Your task =>
Pull each line containing "DHCP" out of the data and copy it.

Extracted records
=======

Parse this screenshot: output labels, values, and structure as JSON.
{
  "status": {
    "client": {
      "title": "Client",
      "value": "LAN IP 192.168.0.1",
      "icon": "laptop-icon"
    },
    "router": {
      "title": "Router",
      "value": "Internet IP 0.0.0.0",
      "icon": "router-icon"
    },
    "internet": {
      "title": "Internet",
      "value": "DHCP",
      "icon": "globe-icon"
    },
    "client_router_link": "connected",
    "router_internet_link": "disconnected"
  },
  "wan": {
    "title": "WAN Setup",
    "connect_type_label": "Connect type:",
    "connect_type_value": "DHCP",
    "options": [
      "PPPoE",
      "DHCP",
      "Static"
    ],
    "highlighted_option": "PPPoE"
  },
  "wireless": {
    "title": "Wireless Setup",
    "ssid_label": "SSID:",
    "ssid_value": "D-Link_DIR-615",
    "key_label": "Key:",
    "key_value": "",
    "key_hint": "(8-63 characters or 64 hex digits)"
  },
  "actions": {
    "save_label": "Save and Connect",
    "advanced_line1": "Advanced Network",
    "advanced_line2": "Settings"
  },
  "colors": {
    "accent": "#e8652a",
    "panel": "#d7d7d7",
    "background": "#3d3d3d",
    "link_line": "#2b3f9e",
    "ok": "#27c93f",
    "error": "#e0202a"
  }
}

=======

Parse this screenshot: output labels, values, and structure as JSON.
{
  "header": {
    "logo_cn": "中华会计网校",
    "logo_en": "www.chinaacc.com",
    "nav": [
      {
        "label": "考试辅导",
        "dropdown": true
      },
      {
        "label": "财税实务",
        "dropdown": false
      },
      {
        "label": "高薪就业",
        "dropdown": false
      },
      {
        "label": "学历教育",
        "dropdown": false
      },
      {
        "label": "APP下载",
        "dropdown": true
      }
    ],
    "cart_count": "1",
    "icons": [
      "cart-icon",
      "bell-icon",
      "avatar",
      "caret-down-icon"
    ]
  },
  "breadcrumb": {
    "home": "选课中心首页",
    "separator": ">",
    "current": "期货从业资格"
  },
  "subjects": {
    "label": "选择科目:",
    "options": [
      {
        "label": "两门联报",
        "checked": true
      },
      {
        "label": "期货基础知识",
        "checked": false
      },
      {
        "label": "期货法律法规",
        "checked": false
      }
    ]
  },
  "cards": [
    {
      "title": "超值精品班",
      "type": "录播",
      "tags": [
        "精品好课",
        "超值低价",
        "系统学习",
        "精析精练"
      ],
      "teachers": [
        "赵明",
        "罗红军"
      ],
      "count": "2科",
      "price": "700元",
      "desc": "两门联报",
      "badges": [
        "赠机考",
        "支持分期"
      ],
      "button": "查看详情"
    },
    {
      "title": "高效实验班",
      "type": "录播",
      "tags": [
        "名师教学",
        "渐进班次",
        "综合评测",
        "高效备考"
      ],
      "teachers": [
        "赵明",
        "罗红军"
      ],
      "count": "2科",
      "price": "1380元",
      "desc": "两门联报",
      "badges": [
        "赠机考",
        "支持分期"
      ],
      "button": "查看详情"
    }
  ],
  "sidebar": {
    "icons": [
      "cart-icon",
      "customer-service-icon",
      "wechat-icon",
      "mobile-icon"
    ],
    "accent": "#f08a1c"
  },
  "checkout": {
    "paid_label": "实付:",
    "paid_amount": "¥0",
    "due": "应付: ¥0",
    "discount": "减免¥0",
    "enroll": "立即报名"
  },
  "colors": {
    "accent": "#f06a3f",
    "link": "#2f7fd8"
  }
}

=======

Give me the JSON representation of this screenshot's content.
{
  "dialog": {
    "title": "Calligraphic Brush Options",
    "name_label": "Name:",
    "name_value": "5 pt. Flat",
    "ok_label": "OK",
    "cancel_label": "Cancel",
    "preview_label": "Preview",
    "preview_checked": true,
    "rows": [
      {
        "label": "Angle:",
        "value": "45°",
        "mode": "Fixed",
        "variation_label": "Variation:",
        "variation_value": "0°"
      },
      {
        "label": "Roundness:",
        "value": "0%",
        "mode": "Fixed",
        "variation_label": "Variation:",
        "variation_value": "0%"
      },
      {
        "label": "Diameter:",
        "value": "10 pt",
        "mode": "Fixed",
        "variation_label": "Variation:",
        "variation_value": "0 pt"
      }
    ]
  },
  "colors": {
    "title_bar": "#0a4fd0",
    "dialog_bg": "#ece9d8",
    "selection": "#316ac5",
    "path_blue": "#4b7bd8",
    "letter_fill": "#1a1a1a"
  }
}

=======

Answer below =>
      "value": "DHCP",
    "connect_type_value": "DHCP",
      "DHCP",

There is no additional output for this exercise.